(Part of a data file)
● ● ●

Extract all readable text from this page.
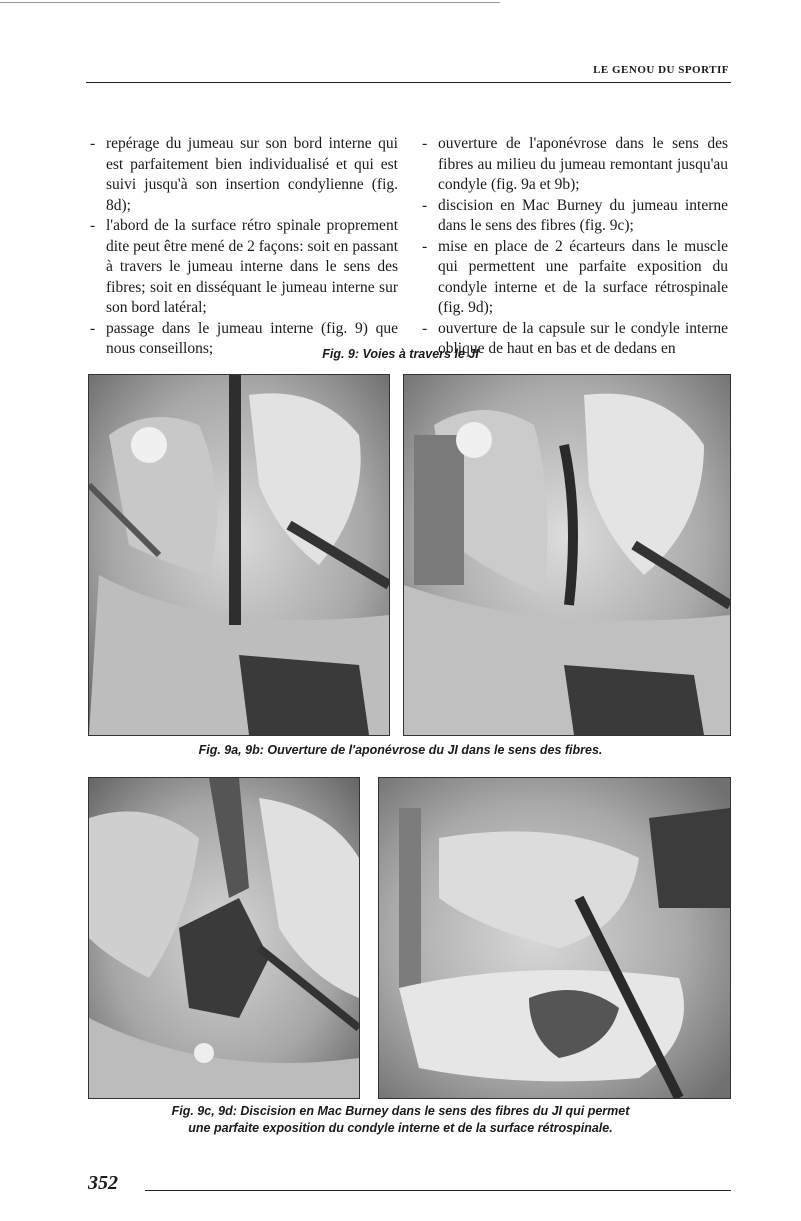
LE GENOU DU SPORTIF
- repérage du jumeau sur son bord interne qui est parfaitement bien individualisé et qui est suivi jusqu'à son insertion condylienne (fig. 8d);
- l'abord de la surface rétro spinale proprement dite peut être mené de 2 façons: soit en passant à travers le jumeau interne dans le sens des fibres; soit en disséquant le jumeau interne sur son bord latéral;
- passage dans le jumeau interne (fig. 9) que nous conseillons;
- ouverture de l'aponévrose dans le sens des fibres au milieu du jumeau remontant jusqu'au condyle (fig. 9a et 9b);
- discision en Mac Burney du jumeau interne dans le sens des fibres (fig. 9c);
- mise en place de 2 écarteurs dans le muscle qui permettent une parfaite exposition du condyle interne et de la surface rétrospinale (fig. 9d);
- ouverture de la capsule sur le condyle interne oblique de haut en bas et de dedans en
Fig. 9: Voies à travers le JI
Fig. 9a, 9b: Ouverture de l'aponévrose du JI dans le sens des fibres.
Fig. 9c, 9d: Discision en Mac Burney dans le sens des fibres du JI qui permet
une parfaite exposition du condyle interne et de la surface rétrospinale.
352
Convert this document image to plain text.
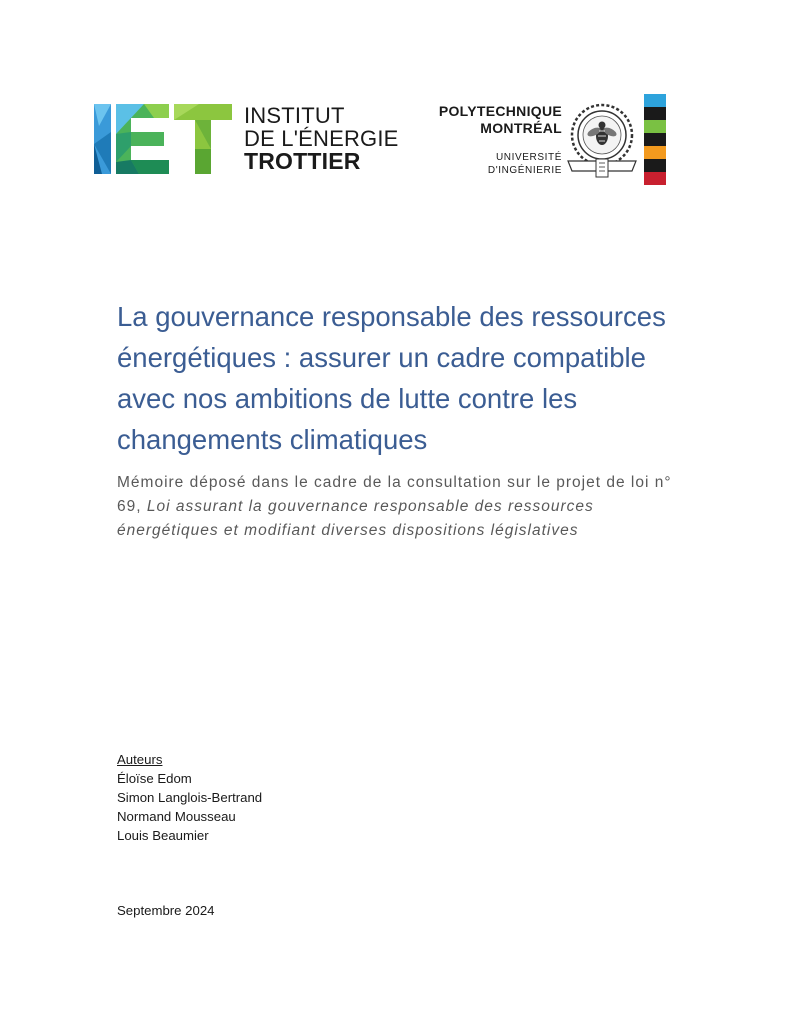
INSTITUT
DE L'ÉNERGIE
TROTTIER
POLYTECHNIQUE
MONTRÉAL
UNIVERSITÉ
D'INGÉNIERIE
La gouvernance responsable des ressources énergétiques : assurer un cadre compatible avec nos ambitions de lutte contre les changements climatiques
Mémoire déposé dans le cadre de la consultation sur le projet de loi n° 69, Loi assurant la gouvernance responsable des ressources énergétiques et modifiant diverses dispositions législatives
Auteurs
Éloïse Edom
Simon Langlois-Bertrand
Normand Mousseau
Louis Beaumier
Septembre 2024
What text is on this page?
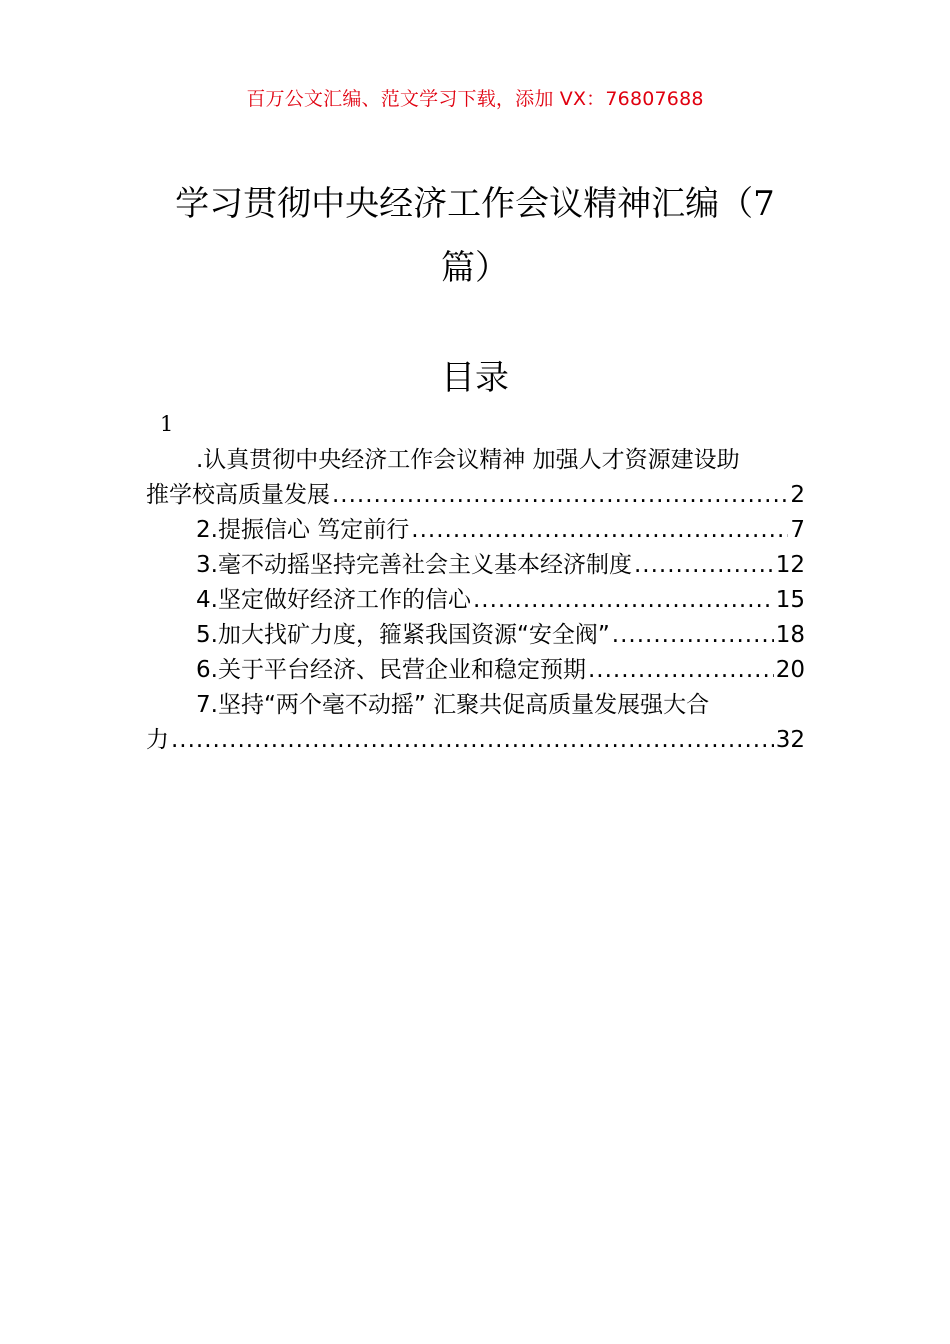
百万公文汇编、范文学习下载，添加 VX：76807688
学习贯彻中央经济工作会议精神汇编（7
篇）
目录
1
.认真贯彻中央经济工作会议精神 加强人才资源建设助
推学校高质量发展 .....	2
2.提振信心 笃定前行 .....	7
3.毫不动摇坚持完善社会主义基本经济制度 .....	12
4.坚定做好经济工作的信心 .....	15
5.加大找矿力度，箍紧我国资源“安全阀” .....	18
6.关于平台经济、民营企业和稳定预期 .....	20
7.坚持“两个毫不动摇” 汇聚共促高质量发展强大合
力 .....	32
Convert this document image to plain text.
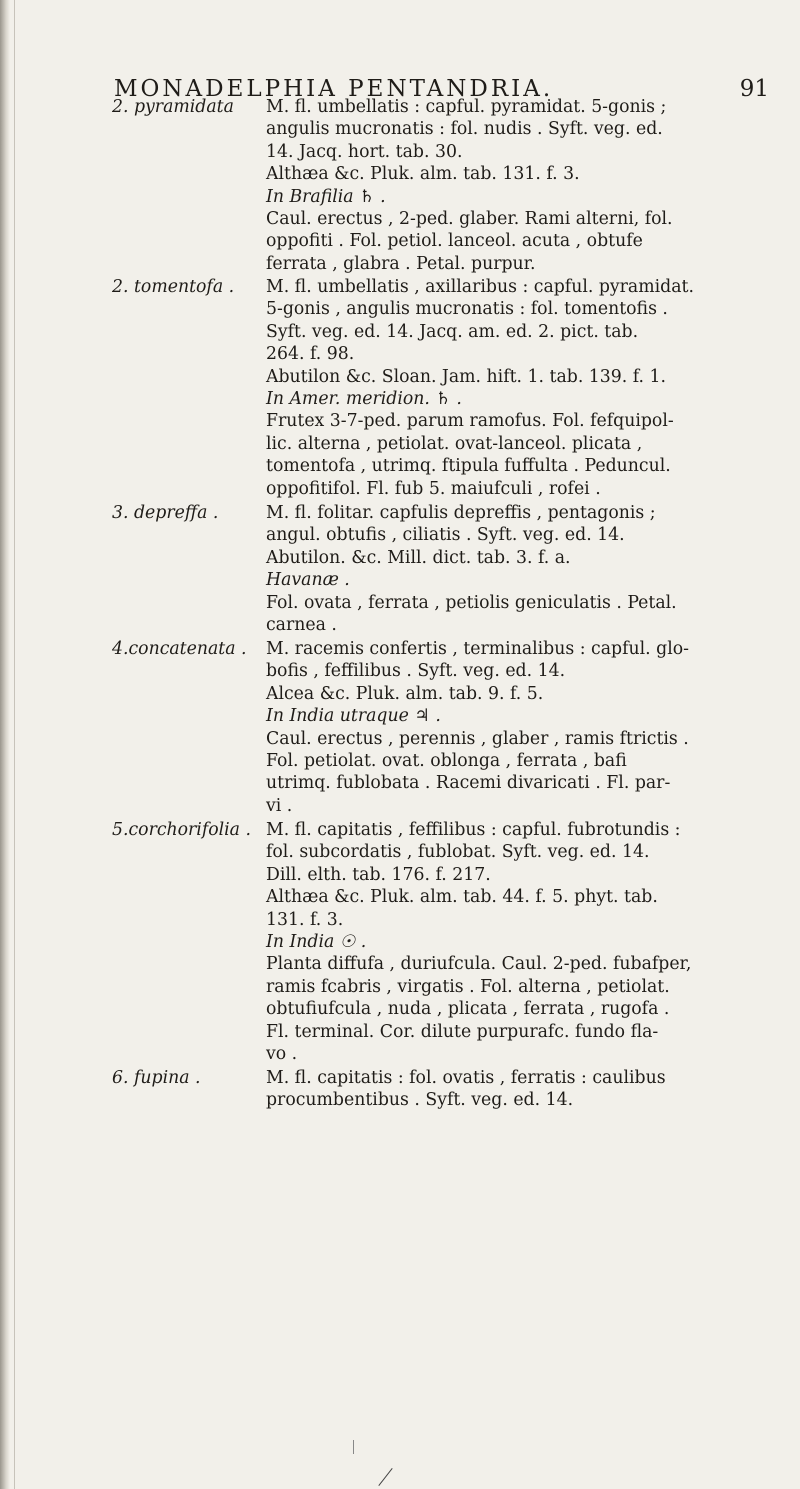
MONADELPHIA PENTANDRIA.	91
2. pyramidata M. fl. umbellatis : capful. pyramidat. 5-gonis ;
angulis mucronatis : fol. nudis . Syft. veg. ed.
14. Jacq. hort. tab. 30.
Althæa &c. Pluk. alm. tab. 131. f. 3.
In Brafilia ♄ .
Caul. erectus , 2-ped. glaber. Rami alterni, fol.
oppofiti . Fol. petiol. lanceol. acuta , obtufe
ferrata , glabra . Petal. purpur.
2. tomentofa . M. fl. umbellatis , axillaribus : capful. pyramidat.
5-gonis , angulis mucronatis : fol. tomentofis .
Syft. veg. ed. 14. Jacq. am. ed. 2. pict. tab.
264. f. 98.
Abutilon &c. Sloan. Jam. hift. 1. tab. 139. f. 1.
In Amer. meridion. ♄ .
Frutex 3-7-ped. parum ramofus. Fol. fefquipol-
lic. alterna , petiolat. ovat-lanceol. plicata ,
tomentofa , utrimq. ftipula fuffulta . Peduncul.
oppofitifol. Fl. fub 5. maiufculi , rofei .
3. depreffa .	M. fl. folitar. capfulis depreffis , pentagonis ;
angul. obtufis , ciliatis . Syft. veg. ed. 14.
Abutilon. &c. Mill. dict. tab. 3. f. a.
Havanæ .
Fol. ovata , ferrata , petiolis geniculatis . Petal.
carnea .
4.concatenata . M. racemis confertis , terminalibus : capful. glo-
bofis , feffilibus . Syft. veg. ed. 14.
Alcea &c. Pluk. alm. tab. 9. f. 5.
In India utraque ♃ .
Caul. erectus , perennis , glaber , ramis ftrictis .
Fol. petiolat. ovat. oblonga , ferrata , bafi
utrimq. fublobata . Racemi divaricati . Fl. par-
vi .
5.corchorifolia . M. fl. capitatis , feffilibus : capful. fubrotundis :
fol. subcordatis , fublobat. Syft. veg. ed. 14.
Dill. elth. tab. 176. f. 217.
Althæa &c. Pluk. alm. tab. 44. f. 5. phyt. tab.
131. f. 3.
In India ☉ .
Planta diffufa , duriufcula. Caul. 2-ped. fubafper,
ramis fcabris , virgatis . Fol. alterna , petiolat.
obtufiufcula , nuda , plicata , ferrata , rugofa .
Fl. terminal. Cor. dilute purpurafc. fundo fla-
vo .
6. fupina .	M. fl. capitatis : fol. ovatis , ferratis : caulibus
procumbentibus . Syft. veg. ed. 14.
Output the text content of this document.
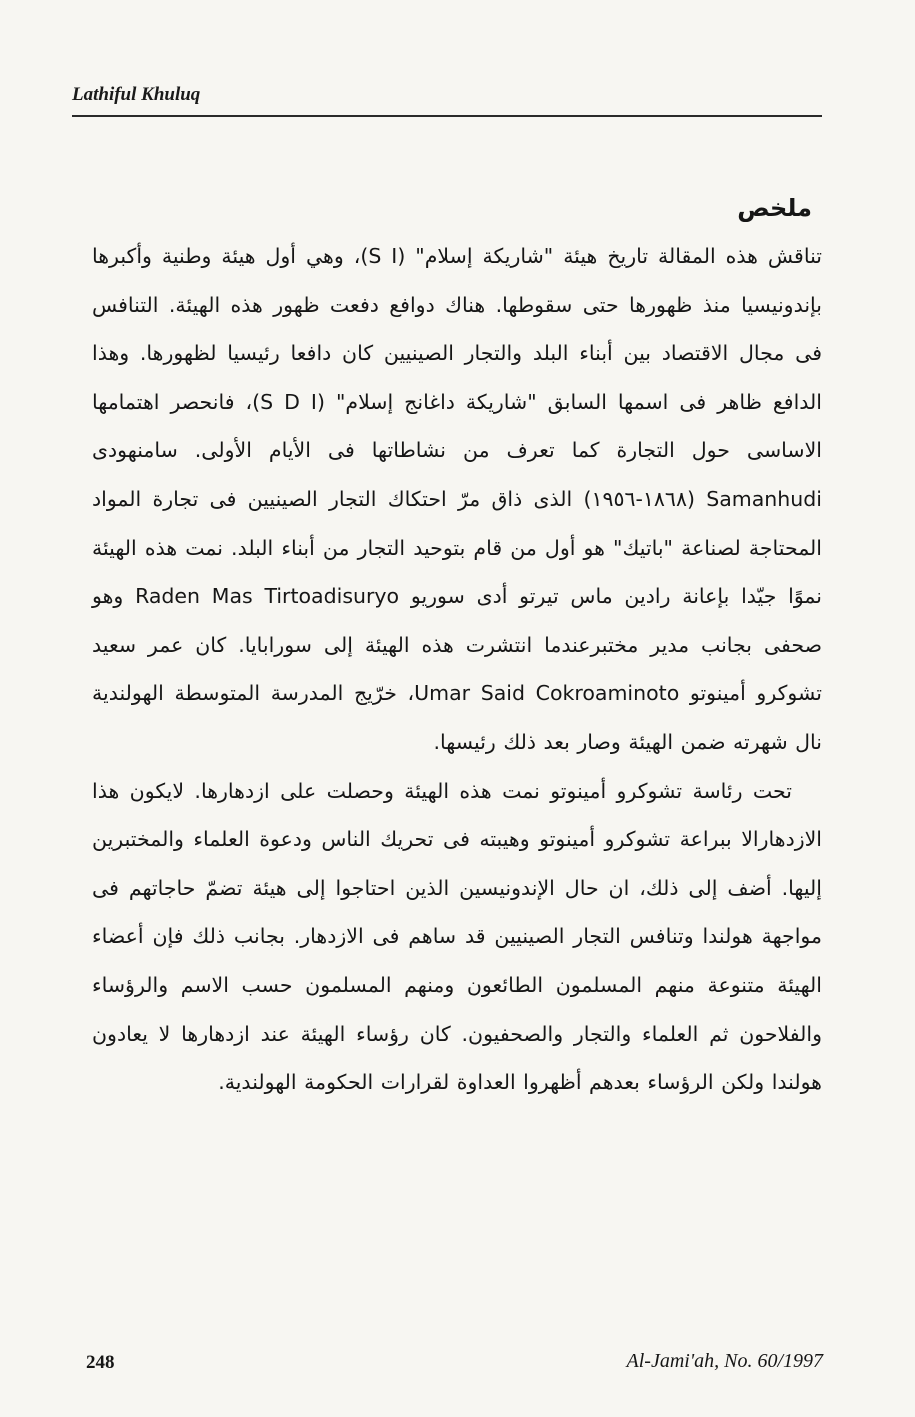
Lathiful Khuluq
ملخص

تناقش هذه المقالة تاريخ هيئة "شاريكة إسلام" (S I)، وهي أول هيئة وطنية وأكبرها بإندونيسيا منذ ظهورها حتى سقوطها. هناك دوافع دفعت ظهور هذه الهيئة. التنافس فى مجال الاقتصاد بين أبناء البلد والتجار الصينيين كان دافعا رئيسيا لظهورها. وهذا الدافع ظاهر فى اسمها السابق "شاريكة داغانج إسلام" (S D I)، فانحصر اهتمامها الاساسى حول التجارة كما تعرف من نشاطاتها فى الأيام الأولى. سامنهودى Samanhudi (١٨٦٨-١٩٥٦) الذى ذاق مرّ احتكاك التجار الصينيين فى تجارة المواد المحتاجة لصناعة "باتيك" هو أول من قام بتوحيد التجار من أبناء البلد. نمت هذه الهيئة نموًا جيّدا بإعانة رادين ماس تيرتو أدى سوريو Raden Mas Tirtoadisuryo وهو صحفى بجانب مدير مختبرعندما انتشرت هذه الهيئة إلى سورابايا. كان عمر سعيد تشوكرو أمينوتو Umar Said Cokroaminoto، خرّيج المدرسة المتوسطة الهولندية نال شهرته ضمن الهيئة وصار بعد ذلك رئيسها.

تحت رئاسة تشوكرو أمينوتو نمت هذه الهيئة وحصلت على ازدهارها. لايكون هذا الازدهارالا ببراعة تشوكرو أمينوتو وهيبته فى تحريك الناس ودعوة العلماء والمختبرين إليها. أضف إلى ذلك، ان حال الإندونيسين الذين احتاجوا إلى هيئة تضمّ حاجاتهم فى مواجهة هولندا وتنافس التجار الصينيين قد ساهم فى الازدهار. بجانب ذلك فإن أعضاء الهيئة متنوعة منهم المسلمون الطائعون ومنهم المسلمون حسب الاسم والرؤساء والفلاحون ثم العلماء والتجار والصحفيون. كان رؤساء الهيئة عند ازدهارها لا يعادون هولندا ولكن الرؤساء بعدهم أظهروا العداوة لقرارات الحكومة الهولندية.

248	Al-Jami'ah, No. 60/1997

● ● ●

# [Aim]
Copy every line of the records above that contains "text".

# [Problem solution]
Extract all readable text from this page.
Convert this document image to plain text.
What text is on this page?
Convert this document image to plain text.
Output the text content of this document.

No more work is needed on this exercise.